Task input:
━━━━

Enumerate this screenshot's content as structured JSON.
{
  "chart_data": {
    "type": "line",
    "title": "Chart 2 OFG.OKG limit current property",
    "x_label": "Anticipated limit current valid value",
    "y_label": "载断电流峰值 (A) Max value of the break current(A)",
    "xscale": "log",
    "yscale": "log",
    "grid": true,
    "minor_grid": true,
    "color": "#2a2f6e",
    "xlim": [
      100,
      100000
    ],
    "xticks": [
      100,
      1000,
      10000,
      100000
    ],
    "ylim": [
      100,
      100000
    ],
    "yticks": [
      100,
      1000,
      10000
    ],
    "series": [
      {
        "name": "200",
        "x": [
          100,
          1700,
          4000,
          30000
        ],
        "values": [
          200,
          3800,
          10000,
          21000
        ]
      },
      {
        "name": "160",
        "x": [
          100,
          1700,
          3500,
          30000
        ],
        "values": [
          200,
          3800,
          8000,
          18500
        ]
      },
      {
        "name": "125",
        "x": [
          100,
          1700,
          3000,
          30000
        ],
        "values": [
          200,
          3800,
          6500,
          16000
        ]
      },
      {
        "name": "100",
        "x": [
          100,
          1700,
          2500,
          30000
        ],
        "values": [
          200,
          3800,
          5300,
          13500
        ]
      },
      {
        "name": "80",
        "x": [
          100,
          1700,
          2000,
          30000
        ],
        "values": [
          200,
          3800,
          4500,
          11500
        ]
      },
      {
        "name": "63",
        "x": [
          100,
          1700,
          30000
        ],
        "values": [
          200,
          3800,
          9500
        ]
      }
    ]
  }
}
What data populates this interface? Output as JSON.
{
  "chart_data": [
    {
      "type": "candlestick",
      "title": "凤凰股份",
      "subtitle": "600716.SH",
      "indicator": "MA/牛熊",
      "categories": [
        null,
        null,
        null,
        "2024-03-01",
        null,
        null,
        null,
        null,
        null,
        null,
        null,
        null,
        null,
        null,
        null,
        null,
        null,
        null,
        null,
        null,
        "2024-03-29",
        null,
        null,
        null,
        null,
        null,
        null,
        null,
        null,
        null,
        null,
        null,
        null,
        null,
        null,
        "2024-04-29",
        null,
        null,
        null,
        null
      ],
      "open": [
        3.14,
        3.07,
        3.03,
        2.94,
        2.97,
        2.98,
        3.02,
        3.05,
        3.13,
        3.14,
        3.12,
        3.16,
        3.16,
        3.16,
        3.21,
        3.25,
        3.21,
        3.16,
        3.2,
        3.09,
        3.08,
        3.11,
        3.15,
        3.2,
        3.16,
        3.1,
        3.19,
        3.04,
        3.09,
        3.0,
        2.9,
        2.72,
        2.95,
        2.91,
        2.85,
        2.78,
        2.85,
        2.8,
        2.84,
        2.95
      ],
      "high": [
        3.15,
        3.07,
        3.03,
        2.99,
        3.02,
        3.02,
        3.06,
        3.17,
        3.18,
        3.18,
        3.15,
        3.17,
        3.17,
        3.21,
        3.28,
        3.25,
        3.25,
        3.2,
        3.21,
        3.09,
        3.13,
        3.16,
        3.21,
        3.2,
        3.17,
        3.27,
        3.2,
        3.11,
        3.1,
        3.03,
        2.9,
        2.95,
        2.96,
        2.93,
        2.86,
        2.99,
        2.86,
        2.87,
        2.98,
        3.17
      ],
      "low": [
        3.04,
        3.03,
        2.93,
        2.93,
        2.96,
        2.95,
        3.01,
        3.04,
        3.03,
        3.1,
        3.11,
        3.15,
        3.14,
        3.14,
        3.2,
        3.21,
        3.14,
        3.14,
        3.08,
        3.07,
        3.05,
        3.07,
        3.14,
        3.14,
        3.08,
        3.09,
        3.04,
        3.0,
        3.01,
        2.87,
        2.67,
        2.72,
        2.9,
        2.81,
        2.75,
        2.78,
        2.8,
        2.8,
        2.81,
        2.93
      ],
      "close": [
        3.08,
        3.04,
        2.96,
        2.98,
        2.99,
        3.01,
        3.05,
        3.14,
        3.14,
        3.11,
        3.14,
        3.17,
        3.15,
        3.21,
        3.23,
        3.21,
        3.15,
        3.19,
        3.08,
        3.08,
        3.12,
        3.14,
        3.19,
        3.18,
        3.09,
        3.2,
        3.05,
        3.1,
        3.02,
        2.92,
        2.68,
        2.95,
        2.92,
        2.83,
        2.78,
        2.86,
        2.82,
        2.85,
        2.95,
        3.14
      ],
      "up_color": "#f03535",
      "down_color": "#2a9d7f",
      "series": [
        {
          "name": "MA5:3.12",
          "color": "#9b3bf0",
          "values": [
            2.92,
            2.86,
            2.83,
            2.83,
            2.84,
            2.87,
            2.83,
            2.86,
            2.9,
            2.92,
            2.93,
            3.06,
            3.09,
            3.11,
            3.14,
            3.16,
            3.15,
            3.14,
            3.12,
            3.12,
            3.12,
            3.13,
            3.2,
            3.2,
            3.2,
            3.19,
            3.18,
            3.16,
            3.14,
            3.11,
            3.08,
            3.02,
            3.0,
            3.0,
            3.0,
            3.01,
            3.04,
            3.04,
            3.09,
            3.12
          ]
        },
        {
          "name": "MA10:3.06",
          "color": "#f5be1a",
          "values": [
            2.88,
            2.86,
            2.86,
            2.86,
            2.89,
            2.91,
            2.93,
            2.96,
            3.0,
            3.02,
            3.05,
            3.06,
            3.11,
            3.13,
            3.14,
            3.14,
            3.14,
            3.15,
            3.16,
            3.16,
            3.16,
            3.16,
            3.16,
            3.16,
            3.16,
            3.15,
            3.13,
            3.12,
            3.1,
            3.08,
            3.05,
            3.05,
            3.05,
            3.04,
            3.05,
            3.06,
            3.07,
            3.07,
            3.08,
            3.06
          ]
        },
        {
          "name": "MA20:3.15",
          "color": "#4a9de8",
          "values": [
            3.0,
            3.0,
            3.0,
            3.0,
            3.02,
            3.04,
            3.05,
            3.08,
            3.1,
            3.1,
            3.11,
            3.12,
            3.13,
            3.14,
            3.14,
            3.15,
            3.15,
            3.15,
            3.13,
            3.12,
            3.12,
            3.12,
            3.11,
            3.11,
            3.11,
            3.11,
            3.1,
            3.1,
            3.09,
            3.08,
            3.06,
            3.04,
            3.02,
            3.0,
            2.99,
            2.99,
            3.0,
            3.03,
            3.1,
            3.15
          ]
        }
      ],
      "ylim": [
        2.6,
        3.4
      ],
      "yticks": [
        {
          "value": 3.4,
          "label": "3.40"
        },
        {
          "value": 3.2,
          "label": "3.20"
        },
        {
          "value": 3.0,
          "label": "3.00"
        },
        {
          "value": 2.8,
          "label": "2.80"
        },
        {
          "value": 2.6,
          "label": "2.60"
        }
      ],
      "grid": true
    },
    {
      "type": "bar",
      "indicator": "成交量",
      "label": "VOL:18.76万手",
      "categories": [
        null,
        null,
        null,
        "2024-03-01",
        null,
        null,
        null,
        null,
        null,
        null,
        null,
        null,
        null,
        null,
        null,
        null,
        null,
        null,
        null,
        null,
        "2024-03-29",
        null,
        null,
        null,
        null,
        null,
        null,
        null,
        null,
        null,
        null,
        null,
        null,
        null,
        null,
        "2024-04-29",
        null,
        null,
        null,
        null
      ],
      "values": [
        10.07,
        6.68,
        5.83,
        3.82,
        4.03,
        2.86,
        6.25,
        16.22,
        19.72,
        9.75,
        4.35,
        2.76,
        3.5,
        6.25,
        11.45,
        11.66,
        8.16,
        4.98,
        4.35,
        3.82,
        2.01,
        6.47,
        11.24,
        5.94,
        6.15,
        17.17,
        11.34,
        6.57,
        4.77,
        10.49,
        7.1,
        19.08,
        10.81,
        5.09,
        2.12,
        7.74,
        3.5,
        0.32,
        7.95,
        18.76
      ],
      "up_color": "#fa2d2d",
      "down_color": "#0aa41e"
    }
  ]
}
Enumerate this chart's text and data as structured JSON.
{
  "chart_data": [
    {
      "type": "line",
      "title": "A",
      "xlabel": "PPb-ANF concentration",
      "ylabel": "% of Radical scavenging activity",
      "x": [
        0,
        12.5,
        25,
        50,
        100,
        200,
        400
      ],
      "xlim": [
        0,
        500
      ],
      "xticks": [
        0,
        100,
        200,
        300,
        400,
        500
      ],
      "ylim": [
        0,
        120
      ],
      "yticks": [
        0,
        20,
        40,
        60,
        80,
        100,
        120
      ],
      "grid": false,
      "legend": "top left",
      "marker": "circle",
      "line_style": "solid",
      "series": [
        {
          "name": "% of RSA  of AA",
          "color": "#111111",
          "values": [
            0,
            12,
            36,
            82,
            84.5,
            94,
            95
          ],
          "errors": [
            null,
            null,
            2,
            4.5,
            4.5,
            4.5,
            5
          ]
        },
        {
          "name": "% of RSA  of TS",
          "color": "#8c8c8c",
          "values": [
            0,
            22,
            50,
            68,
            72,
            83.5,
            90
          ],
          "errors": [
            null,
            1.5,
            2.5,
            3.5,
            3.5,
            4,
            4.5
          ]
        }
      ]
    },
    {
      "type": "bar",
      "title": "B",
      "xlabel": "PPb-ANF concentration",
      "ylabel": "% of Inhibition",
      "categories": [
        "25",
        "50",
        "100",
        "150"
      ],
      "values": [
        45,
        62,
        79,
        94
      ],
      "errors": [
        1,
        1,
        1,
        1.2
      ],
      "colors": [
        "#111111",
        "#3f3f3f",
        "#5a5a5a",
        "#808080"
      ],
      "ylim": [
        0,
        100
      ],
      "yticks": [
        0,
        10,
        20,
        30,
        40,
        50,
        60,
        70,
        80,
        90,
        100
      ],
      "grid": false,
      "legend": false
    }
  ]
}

━━━━

What to produce:
Identify each line containing the string "type" and copy it out.

Output of the task:
    "type": "line",
      "type": "candlestick",
      "type": "bar",
      "type": "line",
      "type": "bar",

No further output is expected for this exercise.